● What is expected: Check each line of the records below and collect those holding "marker".

— START Stored records —

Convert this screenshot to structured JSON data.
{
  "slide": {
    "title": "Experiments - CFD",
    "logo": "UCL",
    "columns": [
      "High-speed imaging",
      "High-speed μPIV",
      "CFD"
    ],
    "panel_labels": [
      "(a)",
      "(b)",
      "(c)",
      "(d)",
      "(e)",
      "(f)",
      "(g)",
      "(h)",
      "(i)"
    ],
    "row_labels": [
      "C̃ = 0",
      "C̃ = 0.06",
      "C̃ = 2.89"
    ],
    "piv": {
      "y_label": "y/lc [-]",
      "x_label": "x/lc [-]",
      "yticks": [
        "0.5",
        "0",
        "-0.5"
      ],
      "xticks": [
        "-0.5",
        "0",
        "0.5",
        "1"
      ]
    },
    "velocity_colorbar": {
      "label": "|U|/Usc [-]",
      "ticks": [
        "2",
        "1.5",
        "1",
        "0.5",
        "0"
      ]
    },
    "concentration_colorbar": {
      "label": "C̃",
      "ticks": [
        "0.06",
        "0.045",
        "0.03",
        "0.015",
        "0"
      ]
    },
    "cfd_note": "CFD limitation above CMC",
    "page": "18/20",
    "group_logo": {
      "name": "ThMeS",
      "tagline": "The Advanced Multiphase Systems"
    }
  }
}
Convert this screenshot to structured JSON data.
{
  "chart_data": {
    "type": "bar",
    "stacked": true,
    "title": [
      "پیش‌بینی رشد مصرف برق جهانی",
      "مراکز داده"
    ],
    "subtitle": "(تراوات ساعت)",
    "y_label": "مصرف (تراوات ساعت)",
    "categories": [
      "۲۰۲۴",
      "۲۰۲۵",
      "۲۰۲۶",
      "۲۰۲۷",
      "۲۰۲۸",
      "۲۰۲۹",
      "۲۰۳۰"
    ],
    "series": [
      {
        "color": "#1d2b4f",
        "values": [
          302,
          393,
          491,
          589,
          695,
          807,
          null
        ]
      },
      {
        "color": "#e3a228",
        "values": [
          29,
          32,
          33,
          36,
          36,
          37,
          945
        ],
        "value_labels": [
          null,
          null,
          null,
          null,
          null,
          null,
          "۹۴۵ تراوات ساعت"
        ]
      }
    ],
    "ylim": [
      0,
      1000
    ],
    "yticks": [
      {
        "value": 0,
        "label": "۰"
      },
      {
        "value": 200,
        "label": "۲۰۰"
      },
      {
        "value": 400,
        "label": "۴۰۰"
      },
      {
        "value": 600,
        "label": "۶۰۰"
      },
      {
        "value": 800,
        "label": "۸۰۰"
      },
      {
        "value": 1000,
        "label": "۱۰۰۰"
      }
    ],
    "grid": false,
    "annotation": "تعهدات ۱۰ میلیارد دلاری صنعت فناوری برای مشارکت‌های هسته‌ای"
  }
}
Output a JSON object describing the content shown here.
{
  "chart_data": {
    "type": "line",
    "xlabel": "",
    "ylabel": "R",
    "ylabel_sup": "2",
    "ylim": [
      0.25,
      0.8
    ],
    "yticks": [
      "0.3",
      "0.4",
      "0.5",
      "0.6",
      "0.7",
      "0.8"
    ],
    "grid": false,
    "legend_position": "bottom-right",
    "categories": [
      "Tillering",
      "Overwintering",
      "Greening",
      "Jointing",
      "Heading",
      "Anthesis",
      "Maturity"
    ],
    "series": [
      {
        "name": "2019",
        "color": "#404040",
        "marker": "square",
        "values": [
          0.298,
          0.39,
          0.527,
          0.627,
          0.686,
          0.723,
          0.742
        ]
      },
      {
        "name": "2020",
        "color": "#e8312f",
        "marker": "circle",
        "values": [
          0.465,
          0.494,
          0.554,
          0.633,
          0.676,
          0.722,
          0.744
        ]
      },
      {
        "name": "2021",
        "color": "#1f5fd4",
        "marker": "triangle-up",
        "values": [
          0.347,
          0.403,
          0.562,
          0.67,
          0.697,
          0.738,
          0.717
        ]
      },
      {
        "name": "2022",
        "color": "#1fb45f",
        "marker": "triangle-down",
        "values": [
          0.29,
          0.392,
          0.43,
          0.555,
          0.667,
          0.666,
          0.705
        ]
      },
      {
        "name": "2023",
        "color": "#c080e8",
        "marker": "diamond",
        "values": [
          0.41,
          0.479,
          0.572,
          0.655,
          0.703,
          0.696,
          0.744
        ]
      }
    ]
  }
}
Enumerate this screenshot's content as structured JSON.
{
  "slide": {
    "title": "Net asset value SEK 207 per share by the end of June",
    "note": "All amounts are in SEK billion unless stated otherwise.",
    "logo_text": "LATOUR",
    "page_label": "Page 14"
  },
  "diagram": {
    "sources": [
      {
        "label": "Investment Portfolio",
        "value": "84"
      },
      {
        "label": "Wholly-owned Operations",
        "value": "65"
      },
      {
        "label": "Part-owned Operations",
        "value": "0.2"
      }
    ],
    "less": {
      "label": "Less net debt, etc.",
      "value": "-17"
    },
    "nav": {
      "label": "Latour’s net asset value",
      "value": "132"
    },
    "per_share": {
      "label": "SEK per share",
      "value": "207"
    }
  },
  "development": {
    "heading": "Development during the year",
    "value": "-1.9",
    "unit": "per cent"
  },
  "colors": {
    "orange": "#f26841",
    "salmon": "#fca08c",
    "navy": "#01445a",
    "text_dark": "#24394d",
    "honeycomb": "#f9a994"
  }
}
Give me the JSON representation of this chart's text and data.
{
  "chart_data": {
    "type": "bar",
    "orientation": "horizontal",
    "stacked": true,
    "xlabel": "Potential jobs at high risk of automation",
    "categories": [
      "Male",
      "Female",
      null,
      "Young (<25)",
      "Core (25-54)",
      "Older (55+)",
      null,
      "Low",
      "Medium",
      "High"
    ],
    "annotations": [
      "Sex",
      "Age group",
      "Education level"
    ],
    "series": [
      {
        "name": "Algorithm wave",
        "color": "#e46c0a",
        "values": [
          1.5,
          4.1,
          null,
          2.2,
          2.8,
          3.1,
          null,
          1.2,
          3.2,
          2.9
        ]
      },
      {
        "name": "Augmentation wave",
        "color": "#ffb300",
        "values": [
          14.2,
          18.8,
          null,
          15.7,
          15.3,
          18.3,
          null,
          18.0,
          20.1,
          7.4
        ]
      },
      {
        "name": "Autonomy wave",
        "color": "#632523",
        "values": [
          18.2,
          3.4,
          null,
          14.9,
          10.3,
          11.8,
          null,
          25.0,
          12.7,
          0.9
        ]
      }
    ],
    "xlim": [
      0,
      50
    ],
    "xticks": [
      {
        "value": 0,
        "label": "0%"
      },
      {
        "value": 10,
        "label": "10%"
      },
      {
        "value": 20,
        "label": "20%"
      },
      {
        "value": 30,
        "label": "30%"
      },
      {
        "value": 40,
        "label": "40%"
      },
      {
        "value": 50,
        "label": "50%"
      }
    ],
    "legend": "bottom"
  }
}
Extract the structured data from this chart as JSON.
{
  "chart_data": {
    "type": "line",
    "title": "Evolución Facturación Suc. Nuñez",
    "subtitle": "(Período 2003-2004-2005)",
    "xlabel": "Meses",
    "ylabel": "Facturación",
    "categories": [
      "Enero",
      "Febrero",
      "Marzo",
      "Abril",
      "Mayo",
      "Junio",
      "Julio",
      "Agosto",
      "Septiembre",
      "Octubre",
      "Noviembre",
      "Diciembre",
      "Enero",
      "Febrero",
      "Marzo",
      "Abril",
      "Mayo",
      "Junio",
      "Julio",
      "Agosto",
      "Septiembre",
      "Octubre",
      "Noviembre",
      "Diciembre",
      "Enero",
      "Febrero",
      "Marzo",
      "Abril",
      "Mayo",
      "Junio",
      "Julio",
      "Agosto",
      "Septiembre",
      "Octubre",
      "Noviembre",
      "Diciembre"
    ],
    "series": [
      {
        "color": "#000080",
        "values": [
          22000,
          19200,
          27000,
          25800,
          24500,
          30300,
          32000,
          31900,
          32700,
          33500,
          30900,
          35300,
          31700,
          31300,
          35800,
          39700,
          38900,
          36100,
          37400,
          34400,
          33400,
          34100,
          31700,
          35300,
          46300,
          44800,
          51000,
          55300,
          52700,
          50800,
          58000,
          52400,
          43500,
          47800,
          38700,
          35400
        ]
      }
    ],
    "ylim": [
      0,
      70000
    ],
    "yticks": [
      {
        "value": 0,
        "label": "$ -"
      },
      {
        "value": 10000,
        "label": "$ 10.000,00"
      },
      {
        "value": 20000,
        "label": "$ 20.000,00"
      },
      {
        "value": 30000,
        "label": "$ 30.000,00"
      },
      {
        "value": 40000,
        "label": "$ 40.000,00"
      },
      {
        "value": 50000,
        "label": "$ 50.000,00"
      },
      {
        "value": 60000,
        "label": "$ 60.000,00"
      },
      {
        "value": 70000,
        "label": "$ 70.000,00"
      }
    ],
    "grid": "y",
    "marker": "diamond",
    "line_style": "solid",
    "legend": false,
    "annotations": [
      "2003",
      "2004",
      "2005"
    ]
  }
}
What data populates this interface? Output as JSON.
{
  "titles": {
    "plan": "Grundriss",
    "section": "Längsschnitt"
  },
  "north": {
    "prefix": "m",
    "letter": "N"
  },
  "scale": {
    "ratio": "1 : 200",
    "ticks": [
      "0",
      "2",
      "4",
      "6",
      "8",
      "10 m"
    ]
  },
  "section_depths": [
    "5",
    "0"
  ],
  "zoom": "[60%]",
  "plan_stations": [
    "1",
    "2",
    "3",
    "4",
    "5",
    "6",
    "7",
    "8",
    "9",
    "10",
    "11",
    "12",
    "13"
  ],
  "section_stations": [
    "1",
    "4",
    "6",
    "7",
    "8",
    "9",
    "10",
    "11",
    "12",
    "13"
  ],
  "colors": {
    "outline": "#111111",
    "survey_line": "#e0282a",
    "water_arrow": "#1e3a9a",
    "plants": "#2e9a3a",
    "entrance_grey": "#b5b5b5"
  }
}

— END Stored records —

● Correct output:
        "marker": "square",
        "marker": "circle",
        "marker": "triangle-up",
        "marker": "triangle-down",
        "marker": "diamond",
    "marker": "diamond",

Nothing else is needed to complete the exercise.